Set problem
All lines holding the string "xlabel" are to be shown.

[Entries provided start]

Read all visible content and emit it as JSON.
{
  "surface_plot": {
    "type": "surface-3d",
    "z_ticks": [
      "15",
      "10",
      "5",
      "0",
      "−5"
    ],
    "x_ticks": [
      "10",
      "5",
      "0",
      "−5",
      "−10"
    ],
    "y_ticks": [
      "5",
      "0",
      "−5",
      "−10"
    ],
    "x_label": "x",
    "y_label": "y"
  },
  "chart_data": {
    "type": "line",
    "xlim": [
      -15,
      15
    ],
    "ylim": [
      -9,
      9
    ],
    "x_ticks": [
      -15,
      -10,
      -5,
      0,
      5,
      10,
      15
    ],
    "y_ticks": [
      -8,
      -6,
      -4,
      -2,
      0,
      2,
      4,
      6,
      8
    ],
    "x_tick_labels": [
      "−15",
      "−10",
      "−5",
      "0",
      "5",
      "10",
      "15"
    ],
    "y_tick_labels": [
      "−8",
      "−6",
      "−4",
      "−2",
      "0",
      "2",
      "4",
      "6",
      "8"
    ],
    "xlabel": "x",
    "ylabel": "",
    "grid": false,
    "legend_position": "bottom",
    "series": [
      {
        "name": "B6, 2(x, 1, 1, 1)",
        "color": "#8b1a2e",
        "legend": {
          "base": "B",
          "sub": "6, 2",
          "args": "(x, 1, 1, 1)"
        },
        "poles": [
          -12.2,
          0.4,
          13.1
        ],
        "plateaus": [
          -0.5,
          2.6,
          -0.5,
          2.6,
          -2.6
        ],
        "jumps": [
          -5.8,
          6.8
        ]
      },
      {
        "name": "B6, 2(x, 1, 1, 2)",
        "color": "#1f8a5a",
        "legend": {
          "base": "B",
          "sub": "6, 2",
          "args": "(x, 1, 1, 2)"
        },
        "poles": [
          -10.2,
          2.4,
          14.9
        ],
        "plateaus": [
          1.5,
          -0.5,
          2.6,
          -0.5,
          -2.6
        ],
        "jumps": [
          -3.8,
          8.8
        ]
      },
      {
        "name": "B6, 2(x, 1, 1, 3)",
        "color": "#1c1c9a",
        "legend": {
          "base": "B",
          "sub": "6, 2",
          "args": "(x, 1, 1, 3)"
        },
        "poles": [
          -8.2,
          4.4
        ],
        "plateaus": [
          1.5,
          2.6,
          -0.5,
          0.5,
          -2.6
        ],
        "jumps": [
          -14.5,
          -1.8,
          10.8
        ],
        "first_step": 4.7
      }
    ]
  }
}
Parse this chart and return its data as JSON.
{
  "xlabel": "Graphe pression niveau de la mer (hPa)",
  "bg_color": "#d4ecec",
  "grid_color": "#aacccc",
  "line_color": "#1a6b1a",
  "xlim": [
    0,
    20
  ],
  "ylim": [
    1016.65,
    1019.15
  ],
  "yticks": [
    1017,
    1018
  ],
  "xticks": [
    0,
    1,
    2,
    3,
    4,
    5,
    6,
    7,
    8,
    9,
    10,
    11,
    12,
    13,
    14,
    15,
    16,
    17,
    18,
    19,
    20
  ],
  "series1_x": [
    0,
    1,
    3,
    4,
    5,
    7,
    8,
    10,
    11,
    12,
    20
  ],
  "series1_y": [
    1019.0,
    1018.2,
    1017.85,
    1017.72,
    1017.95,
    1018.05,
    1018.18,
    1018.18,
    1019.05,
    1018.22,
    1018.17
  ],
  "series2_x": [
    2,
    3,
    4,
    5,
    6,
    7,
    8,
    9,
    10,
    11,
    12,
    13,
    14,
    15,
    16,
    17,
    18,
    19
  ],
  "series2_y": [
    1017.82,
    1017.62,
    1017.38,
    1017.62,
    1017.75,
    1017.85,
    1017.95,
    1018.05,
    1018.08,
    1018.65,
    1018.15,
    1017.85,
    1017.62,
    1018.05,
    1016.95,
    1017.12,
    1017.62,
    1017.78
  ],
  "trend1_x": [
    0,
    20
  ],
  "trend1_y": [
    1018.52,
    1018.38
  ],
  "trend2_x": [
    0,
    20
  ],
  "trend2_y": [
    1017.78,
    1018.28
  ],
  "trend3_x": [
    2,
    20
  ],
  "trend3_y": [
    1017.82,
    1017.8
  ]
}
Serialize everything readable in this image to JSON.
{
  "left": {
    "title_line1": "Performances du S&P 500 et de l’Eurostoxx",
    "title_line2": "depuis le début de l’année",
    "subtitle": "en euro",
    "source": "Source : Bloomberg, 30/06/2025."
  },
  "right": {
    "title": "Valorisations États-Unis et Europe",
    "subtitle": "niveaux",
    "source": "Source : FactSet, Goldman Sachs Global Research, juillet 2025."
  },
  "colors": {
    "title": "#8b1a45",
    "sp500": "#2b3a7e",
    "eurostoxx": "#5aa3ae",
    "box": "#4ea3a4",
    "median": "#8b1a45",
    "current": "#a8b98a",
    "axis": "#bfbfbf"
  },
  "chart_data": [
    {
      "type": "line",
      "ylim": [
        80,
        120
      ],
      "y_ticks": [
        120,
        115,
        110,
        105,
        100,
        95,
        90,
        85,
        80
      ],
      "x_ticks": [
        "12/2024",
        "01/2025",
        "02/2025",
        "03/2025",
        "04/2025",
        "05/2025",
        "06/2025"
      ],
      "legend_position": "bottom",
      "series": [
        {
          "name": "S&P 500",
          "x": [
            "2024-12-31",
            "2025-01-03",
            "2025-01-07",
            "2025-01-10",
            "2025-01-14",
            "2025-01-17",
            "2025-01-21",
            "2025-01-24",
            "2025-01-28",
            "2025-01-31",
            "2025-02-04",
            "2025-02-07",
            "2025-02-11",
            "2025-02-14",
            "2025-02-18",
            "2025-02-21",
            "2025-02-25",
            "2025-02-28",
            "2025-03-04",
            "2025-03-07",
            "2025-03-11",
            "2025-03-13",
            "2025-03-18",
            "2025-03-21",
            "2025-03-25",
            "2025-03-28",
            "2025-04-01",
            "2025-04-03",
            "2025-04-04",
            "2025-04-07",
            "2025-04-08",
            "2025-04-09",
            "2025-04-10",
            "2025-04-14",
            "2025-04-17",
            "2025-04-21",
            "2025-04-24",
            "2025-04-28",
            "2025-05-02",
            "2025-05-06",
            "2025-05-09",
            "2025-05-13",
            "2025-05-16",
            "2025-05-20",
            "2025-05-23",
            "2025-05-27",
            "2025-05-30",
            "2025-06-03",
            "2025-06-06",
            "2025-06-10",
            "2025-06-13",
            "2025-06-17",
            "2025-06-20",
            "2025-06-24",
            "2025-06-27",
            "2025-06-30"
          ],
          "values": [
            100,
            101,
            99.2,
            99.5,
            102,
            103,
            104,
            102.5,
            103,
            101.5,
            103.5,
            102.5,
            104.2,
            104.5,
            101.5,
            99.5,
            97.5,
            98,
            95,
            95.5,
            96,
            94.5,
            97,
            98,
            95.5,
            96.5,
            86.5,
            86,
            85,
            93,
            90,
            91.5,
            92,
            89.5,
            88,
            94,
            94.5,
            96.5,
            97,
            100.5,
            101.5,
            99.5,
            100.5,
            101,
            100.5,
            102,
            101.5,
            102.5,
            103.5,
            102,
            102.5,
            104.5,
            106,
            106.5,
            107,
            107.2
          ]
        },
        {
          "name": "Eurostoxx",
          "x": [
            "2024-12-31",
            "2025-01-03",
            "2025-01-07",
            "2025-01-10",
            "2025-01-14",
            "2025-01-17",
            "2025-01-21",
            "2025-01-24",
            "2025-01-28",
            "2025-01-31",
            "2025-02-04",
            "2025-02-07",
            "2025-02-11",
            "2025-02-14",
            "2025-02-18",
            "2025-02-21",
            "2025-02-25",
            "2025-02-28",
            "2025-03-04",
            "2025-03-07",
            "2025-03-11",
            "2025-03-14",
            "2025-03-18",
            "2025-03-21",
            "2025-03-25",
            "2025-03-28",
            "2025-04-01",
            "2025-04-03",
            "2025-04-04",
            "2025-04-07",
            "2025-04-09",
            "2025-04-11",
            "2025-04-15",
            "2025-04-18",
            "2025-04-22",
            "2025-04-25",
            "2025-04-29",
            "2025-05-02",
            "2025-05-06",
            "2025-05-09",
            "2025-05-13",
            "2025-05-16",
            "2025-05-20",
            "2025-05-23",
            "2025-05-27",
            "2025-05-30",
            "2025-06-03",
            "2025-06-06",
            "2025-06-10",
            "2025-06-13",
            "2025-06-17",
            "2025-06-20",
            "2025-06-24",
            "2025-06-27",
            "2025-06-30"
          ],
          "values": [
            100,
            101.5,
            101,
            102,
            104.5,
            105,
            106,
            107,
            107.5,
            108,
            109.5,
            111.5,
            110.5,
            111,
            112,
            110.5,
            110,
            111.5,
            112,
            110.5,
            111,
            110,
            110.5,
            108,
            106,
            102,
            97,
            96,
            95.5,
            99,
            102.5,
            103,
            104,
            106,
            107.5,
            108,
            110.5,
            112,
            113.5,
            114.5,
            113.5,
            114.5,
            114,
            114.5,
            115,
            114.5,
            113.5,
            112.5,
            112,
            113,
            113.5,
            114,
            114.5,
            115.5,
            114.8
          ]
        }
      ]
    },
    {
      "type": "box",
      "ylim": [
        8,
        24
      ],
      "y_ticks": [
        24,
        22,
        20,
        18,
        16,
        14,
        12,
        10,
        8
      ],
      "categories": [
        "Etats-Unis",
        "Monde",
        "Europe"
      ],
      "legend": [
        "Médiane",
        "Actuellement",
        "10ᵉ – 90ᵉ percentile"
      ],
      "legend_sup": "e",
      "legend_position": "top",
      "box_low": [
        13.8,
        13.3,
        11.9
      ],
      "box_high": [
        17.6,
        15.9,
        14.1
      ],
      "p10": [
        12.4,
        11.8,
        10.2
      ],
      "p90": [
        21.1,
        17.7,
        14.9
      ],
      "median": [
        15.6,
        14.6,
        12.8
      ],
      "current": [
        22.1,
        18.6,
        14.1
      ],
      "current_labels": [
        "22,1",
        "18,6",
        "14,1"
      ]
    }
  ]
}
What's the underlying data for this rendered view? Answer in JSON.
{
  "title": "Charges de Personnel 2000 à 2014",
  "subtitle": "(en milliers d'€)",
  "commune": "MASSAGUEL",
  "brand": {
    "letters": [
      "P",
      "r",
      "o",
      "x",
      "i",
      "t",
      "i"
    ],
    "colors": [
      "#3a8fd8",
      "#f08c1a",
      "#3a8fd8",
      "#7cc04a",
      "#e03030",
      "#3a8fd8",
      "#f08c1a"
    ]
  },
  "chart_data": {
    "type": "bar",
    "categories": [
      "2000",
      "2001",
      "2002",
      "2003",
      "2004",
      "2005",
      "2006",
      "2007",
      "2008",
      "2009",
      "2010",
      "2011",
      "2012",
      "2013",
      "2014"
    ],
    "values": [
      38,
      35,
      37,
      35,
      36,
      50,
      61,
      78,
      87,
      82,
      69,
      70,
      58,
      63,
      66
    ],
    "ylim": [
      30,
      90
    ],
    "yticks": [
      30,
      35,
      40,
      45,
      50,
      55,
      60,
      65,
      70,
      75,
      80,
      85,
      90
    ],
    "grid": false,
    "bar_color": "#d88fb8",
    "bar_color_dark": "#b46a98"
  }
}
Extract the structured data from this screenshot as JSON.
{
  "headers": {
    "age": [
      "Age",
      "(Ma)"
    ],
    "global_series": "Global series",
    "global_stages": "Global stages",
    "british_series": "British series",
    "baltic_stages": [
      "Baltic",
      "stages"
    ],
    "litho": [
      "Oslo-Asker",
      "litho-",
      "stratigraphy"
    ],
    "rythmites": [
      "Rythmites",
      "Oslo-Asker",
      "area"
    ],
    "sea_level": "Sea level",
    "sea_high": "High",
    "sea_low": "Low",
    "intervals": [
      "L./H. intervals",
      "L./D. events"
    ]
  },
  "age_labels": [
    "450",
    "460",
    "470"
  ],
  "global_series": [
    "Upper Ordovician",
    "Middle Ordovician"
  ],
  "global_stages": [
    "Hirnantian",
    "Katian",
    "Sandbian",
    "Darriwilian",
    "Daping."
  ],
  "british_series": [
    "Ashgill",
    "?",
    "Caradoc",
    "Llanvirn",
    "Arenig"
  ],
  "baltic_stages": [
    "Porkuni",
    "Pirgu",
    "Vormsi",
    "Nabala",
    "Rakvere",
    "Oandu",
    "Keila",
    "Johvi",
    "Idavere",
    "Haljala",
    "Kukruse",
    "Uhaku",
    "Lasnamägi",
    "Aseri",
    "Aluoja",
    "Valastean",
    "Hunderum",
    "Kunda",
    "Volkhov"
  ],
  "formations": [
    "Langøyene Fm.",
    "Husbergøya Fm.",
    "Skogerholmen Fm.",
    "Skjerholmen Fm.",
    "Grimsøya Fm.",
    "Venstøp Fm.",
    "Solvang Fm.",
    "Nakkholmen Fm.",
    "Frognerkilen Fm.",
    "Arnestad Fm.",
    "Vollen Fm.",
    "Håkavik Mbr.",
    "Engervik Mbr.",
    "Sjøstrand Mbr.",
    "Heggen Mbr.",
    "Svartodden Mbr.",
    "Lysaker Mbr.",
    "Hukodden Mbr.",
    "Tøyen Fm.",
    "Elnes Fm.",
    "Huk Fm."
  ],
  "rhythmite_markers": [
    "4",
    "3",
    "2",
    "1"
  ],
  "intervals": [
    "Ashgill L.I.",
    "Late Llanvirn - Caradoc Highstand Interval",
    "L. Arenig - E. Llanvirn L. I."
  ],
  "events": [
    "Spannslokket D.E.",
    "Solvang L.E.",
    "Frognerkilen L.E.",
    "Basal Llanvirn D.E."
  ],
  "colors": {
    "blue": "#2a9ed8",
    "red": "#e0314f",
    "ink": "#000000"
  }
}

[Entries provided end]

Answer below
    "xlabel": "x",
  "xlabel": "Graphe pression niveau de la mer (hPa)",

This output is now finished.